_TASK OBJECTIVE_
Write the data out again exactly, dropping any images it holds.
┌────────
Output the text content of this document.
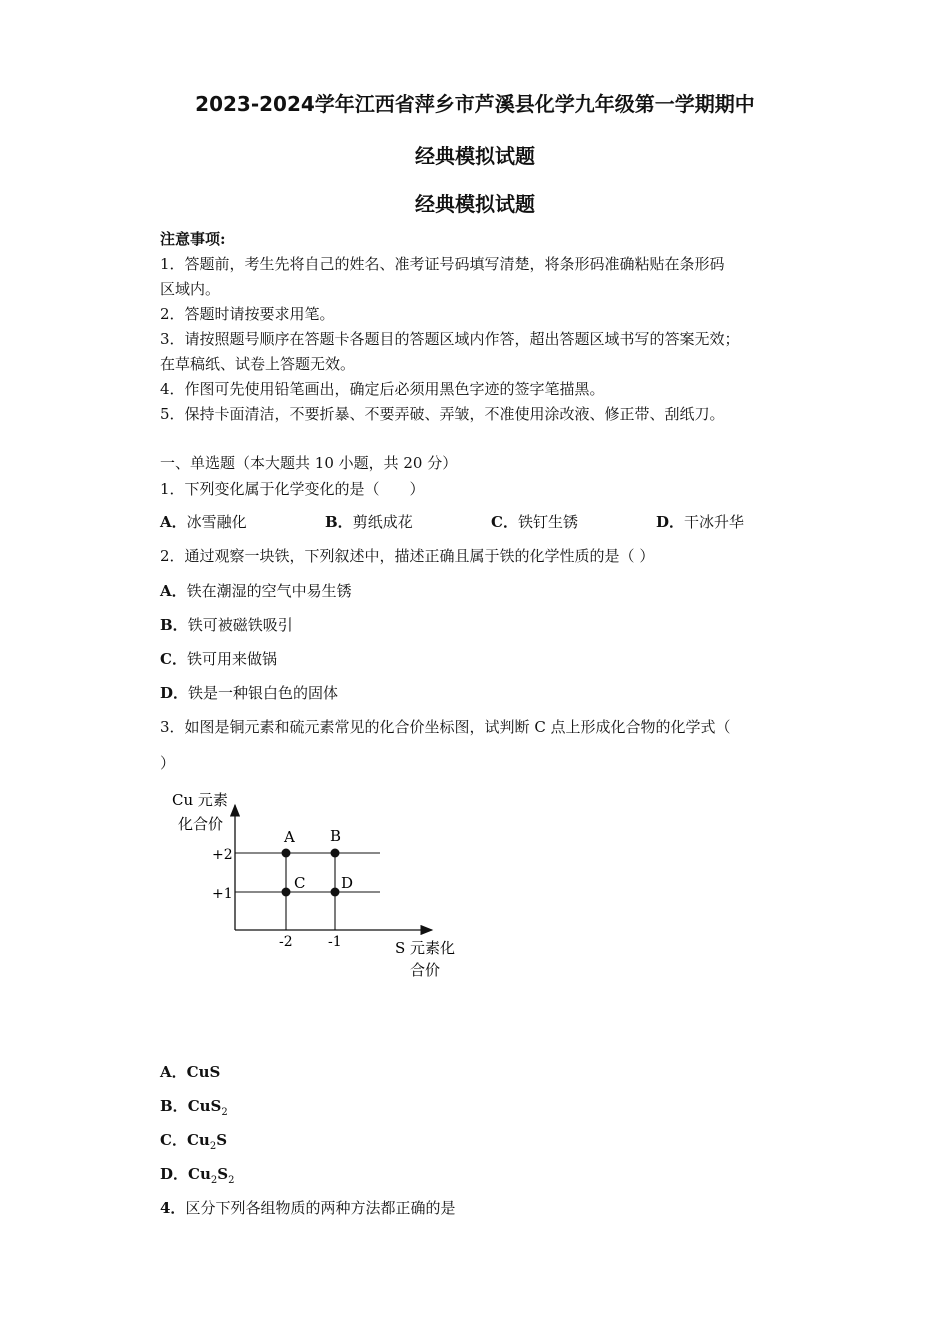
2023-2024学年江西省萍乡市芦溪县化学九年级第一学期期中
经典模拟试题
经典模拟试题
注意事项:
1．答题前，考生先将自己的姓名、准考证号码填写清楚，将条形码准确粘贴在条形码
区域内。
2．答题时请按要求用笔。
3．请按照题号顺序在答题卡各题目的答题区域内作答，超出答题区域书写的答案无效；
在草稿纸、试卷上答题无效。
4．作图可先使用铅笔画出，确定后必须用黑色字迹的签字笔描黑。
5．保持卡面清洁，不要折暴、不要弄破、弄皱，不准使用涂改液、修正带、刮纸刀。
一、单选题（本大题共 10 小题，共 20 分）
1．下列变化属于化学变化的是（　　）
A．冰雪融化	B．剪纸成花	C．铁钉生锈	D．干冰升华
2．通过观察一块铁，下列叙述中，描述正确且属于铁的化学性质的是（ ）
A．铁在潮湿的空气中易生锈
B．铁可被磁铁吸引
C．铁可用来做锅
D．铁是一种银白色的固体
3．如图是铜元素和硫元素常见的化合价坐标图，试判断 C 点上形成化合物的化学式（
）
Cu 元素
化合价
S 元素化
合价
+2
+1
-2	-1
A B
C D
A．CuS
B．CuS$_2$
C．$Cu_2S$
D．$Cu_2S_2$
4．区分下列各组物质的两种方法都正确的是
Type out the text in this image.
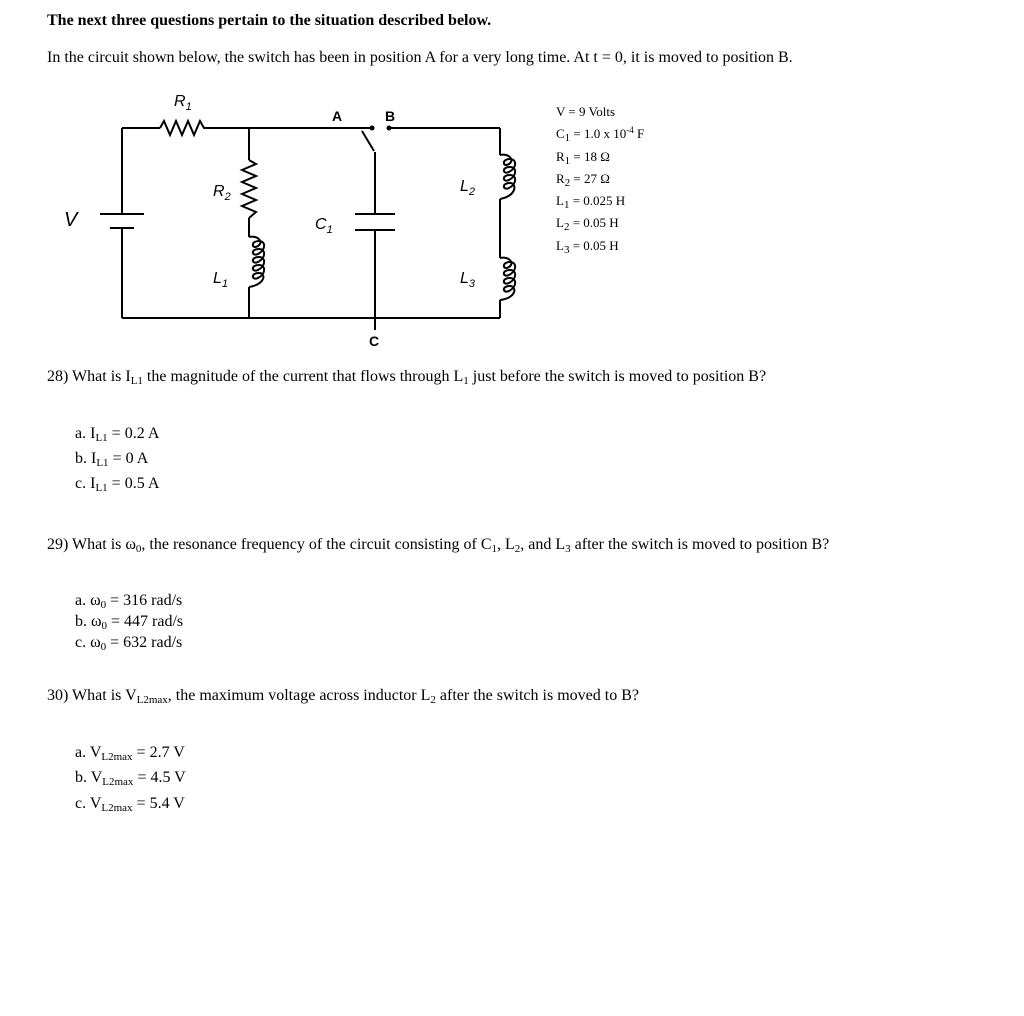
The next three questions pertain to the situation described below.
In the circuit shown below, the switch has been in position A for a very long time. At t = 0, it is moved to position B.
$R_1$
$R_2$
$L_1$
$C_1$
$L_2$
$L_3$
V
A	B
C
V = 9 Volts
$C_1 = 1.0$ x $10^{-4}$ F
$R_1 = 18$ Ω
$R_2 = 27$ Ω
$L_1 = 0.025$ H
$L_2 = 0.05$ H
$L_3 = 0.05$ H
28) What is $I_{L1}$ the magnitude of the current that flows through $L_1$ just before the switch is moved to position B?
a. $I_{L1} = 0.2$ A
b. $I_{L1} = 0$ A
c. $I_{L1} = 0.5$ A
29) What is $\omega_0$, the resonance frequency of the circuit consisting of $C_1$, $L_2$, and $L_3$ after the switch is moved to position B?
a. $\omega_0 = 316$ rad/s
b. $\omega_0 = 447$ rad/s
c. $\omega_0 = 632$ rad/s
30) What is $V_{L2max}$, the maximum voltage across inductor $L_2$ after the switch is moved to B?
a. $V_{L2max} = 2.7$ V
b. $V_{L2max} = 4.5$ V
c. $V_{L2max} = 5.4$ V
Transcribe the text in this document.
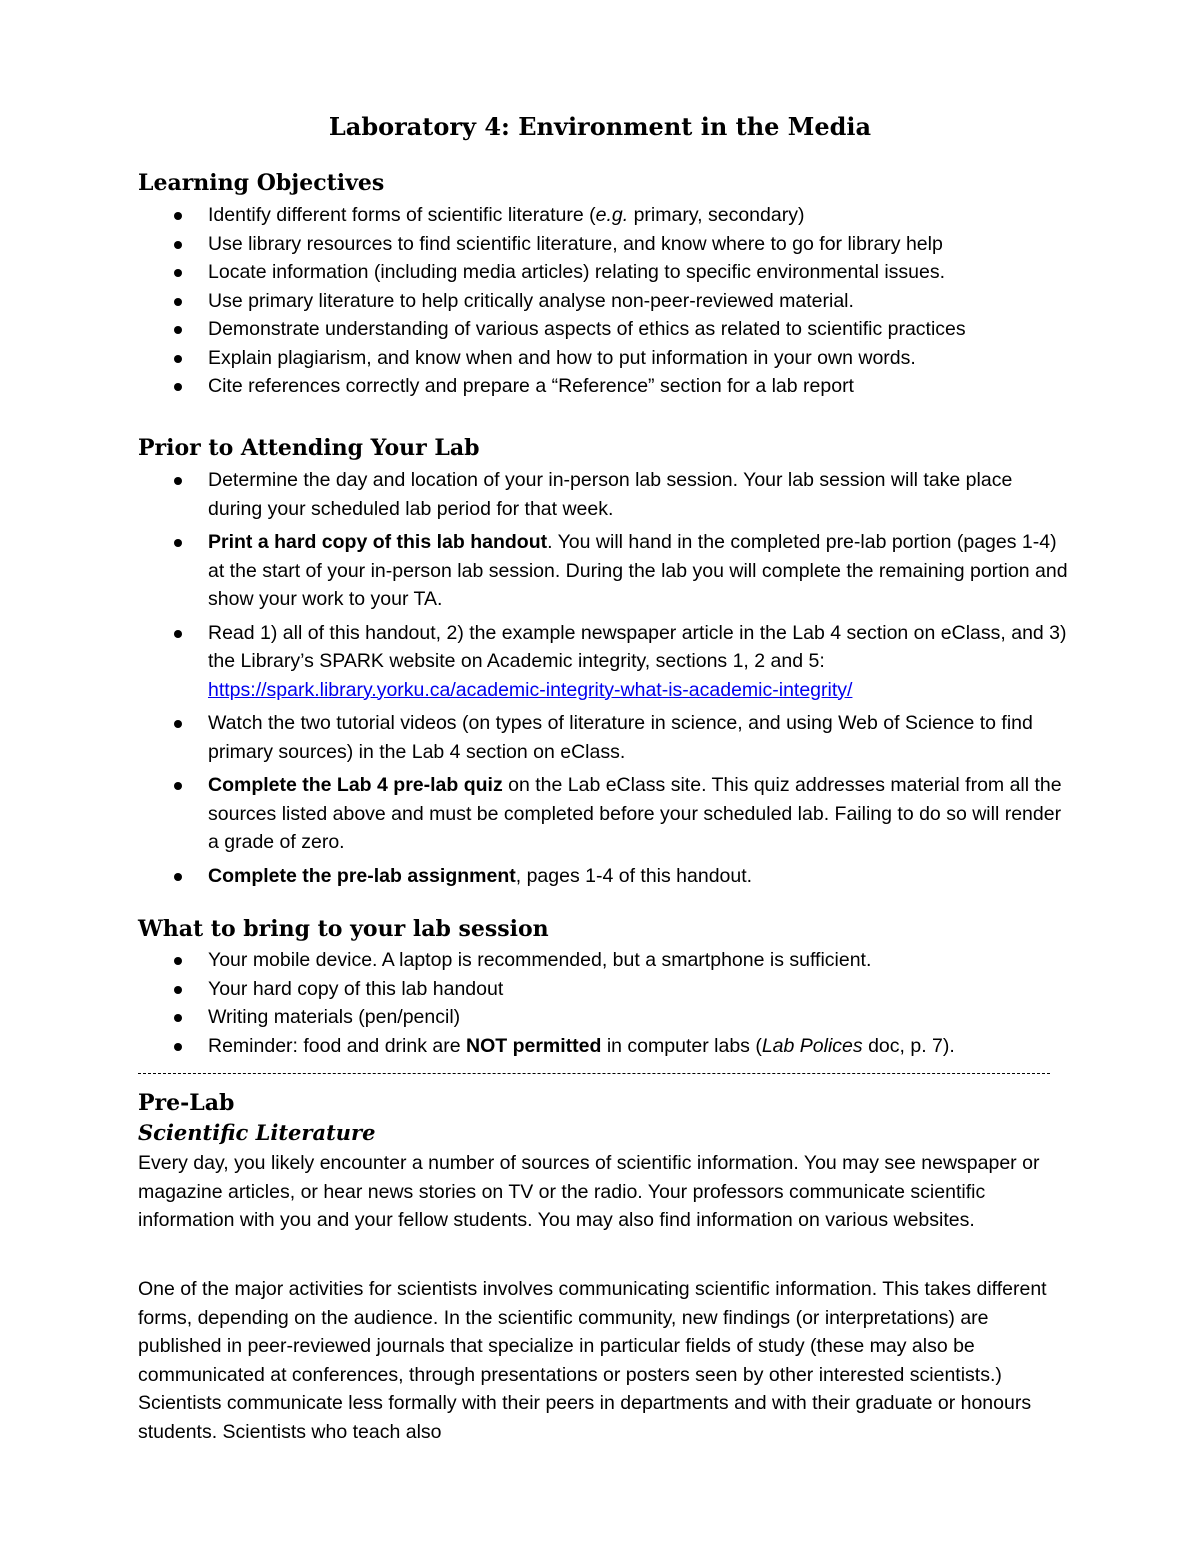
Laboratory 4: Environment in the Media
Learning Objectives
Identify different forms of scientific literature (e.g. primary, secondary)
Use library resources to find scientific literature, and know where to go for library help
Locate information (including media articles) relating to specific environmental issues.
Use primary literature to help critically analyse non-peer-reviewed material.
Demonstrate understanding of various aspects of ethics as related to scientific practices
Explain plagiarism, and know when and how to put information in your own words.
Cite references correctly and prepare a “Reference” section for a lab report
Prior to Attending Your Lab
Determine the day and location of your in-person lab session. Your lab session will take place during your scheduled lab period for that week.
Print a hard copy of this lab handout. You will hand in the completed pre-lab portion (pages 1-4) at the start of your in-person lab session. During the lab you will complete the remaining portion and show your work to your TA.
Read 1) all of this handout, 2) the example newspaper article in the Lab 4 section on eClass, and 3) the Library’s SPARK website on Academic integrity, sections 1, 2 and 5:
https://spark.library.yorku.ca/academic-integrity-what-is-academic-integrity/
Watch the two tutorial videos (on types of literature in science, and using Web of Science to find primary sources) in the Lab 4 section on eClass.
Complete the Lab 4 pre-lab quiz on the Lab eClass site. This quiz addresses material from all the sources listed above and must be completed before your scheduled lab. Failing to do so will render a grade of zero.
Complete the pre-lab assignment, pages 1-4 of this handout.
What to bring to your lab session
Your mobile device. A laptop is recommended, but a smartphone is sufficient.
Your hard copy of this lab handout
Writing materials (pen/pencil)
Reminder: food and drink are NOT permitted in computer labs (Lab Polices doc, p. 7).
Pre-Lab
Scientific Literature

Every day, you likely encounter a number of sources of scientific information. You may see newspaper or magazine articles, or hear news stories on TV or the radio. Your professors communicate scientific information with you and your fellow students. You may also find information on various websites.

One of the major activities for scientists involves communicating scientific information. This takes different forms, depending on the audience. In the scientific community, new findings (or interpretations) are published in peer-reviewed journals that specialize in particular fields of study (these may also be communicated at conferences, through presentations or posters seen by other interested scientists.) Scientists communicate less formally with their peers in departments and with their graduate or honours students. Scientists who teach also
└────────
_CORRECT ANSWER_
Output the text content of this document.
2023-2024学年江西省萍乡市芦溪县化学九年级第一学期期中
经典模拟试题
经典模拟试题
注意事项:
1．答题前，考生先将自己的姓名、准考证号码填写清楚，将条形码准确粘贴在条形码
区域内。
2．答题时请按要求用笔。
3．请按照题号顺序在答题卡各题目的答题区域内作答，超出答题区域书写的答案无效；
在草稿纸、试卷上答题无效。
4．作图可先使用铅笔画出，确定后必须用黑色字迹的签字笔描黑。
5．保持卡面清洁，不要折暴、不要弄破、弄皱，不准使用涂改液、修正带、刮纸刀。
一、单选题（本大题共 10 小题，共 20 分）
1．下列变化属于化学变化的是（　　）
A．冰雪融化	B．剪纸成花	C．铁钉生锈	D．干冰升华
2．通过观察一块铁，下列叙述中，描述正确且属于铁的化学性质的是（ ）
A．铁在潮湿的空气中易生锈
B．铁可被磁铁吸引
C．铁可用来做锅
D．铁是一种银白色的固体
3．如图是铜元素和硫元素常见的化合价坐标图，试判断 C 点上形成化合物的化学式（
）
Cu 元素
化合价
S 元素化
合价
+2
+1
-2	-1
A B
C D
A．CuS
B．CuS$_2$
C．$Cu_2S$
D．$Cu_2S_2$
4．区分下列各组物质的两种方法都正确的是
Type out the text in this image.
The next three questions pertain to the situation described below.
In the circuit shown below, the switch has been in position A for a very long time. At t = 0, it is moved to position B.
$R_1$
$R_2$
$L_1$
$C_1$
$L_2$
$L_3$
V
A	B
C
V = 9 Volts
$C_1 = 1.0$ x $10^{-4}$ F
$R_1 = 18$ Ω
$R_2 = 27$ Ω
$L_1 = 0.025$ H
$L_2 = 0.05$ H
$L_3 = 0.05$ H
28) What is $I_{L1}$ the magnitude of the current that flows through $L_1$ just before the switch is moved to position B?
a. $I_{L1} = 0.2$ A
b. $I_{L1} = 0$ A
c. $I_{L1} = 0.5$ A
29) What is $\omega_0$, the resonance frequency of the circuit consisting of $C_1$, $L_2$, and $L_3$ after the switch is moved to position B?
a. $\omega_0 = 316$ rad/s
b. $\omega_0 = 447$ rad/s
c. $\omega_0 = 632$ rad/s
30) What is $V_{L2max}$, the maximum voltage across inductor $L_2$ after the switch is moved to B?
a. $V_{L2max} = 2.7$ V
b. $V_{L2max} = 4.5$ V
c. $V_{L2max} = 5.4$ V
Transcribe the text in this document.
Laboratory 4: Environment in the Media
Learning Objectives
Identify different forms of scientific literature (e.g. primary, secondary)
Use library resources to find scientific literature, and know where to go for library help
Locate information (including media articles) relating to specific environmental issues.
Use primary literature to help critically analyse non-peer-reviewed material.
Demonstrate understanding of various aspects of ethics as related to scientific practices
Explain plagiarism, and know when and how to put information in your own words.
Cite references correctly and prepare a “Reference” section for a lab report
Prior to Attending Your Lab
Determine the day and location of your in-person lab session. Your lab session will take place during your scheduled lab period for that week.
Print a hard copy of this lab handout. You will hand in the completed pre-lab portion (pages 1-4) at the start of your in-person lab session. During the lab you will complete the remaining portion and show your work to your TA.
Read 1) all of this handout, 2) the example newspaper article in the Lab 4 section on eClass, and 3) the Library’s SPARK website on Academic integrity, sections 1, 2 and 5:
https://spark.library.yorku.ca/academic-integrity-what-is-academic-integrity/
Watch the two tutorial videos (on types of literature in science, and using Web of Science to find primary sources) in the Lab 4 section on eClass.
Complete the Lab 4 pre-lab quiz on the Lab eClass site. This quiz addresses material from all the sources listed above and must be completed before your scheduled lab. Failing to do so will render a grade of zero.
Complete the pre-lab assignment, pages 1-4 of this handout.
What to bring to your lab session
Your mobile device. A laptop is recommended, but a smartphone is sufficient.
Your hard copy of this lab handout
Writing materials (pen/pencil)
Reminder: food and drink are NOT permitted in computer labs (Lab Polices doc, p. 7).
Pre-Lab
Scientific Literature

Every day, you likely encounter a number of sources of scientific information. You may see newspaper or magazine articles, or hear news stories on TV or the radio. Your professors communicate scientific information with you and your fellow students. You may also find information on various websites.

One of the major activities for scientists involves communicating scientific information. This takes different forms, depending on the audience. In the scientific community, new findings (or interpretations) are published in peer-reviewed journals that specialize in particular fields of study (these may also be communicated at conferences, through presentations or posters seen by other interested scientists.) Scientists communicate less formally with their peers in departments and with their graduate or honours students. Scientists who teach also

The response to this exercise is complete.